_Do this:_ Count how many lines contain the word "person". Please give only the number.

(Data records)
* * *

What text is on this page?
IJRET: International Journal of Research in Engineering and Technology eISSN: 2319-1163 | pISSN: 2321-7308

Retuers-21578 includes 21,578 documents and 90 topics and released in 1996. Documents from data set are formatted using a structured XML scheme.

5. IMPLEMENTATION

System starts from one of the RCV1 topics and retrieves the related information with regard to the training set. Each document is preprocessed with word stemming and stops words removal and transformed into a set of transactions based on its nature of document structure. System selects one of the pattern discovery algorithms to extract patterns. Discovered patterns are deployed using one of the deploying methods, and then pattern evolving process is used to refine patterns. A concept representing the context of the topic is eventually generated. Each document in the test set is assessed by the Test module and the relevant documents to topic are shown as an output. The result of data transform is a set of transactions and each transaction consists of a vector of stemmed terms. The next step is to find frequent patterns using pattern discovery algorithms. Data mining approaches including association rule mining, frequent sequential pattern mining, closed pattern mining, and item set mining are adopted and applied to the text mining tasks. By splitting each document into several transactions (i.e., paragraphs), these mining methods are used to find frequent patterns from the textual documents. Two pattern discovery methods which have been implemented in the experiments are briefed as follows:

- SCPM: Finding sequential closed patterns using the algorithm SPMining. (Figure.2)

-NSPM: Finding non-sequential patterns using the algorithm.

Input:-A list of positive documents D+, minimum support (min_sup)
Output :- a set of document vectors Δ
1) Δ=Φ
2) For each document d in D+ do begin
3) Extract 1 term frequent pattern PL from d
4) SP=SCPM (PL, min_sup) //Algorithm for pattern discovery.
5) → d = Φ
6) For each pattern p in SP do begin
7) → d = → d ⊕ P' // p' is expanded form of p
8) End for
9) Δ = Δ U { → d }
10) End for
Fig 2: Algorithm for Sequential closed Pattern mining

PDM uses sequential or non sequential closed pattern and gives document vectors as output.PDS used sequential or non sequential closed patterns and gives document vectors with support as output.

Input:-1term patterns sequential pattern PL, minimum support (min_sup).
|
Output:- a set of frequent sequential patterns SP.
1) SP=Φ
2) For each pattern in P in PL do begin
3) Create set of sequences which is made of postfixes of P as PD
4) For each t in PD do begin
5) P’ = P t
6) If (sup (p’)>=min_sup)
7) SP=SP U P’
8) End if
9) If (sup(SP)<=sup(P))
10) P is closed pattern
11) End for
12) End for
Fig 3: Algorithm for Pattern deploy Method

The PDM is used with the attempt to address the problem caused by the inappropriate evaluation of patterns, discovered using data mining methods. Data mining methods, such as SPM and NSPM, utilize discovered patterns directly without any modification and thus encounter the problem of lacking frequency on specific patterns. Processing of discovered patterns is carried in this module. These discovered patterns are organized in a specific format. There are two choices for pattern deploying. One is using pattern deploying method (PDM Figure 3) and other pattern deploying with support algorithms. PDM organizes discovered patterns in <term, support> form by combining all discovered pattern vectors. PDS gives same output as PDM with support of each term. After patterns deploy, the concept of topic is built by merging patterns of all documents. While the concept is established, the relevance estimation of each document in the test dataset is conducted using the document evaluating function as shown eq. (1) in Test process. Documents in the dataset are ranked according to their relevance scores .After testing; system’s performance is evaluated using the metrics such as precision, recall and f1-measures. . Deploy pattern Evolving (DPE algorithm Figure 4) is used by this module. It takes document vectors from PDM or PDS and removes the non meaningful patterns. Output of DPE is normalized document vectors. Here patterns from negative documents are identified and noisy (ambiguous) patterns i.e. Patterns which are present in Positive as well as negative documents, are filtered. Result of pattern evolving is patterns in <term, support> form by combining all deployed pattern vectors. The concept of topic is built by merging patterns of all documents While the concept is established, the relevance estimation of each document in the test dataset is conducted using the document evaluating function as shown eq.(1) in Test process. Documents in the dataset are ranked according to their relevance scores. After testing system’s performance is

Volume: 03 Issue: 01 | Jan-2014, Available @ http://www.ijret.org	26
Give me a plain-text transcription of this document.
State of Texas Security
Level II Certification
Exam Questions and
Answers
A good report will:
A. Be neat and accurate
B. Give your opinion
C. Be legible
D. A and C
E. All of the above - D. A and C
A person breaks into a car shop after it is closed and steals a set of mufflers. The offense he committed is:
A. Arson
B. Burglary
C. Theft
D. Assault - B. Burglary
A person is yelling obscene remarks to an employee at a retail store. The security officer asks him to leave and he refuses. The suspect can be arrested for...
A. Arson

* * *

_Result of this exercise:_ 2